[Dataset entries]
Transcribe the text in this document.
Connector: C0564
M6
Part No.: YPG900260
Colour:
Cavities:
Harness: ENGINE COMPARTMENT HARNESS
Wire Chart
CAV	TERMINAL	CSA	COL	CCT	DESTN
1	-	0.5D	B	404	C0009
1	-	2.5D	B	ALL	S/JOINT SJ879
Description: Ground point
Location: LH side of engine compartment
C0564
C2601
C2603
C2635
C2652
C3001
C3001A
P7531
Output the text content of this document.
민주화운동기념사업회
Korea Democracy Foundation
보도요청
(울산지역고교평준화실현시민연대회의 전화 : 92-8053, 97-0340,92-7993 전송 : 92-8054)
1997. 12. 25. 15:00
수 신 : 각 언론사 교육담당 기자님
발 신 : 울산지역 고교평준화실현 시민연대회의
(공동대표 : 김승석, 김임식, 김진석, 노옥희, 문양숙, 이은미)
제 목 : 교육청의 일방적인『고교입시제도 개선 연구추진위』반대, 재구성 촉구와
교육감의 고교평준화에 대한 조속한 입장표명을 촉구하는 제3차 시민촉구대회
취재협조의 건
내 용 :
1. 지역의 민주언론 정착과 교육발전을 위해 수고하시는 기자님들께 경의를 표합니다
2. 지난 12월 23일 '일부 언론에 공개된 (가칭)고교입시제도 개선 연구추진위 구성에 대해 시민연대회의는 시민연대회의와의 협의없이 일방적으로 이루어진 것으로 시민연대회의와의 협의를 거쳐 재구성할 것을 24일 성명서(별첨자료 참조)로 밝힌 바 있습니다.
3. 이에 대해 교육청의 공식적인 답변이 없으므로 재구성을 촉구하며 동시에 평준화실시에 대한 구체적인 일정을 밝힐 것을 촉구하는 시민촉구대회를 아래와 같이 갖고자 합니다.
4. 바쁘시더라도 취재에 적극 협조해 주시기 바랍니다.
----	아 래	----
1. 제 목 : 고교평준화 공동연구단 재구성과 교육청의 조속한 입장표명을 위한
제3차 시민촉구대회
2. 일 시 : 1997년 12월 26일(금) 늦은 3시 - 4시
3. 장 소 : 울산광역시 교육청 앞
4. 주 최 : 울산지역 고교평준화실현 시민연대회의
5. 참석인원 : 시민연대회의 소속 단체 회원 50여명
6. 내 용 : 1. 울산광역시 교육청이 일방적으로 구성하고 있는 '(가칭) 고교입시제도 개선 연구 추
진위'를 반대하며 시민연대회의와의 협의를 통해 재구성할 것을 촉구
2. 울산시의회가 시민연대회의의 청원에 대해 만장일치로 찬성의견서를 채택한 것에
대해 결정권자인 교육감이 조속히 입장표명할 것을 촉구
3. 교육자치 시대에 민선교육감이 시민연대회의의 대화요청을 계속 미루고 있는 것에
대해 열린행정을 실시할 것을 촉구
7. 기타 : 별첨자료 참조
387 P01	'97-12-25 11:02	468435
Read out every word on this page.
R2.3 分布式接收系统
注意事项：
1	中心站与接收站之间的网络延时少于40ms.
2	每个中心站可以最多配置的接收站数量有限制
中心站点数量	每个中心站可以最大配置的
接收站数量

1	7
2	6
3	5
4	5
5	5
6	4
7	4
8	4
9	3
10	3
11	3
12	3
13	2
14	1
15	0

• **Short exercise**
Show the lines of the records that include the string "연구추진위".

• **Result for this task**
제 목 : 교육청의 일방적인『고교입시제도 개선 연구추진위』반대, 재구성 촉구와
2. 지난 12월 23일 '일부 언론에 공개된 (가칭)고교입시제도 개선 연구추진위 구성에 대해 시민연대회의는 시민연대회의와의 협의없이 일방적으로 이루어진 것으로 시민연대회의와의 협의를 거쳐 재구성할 것을 24일 성명서(별첨자료 참조)로 밝힌 바 있습니다.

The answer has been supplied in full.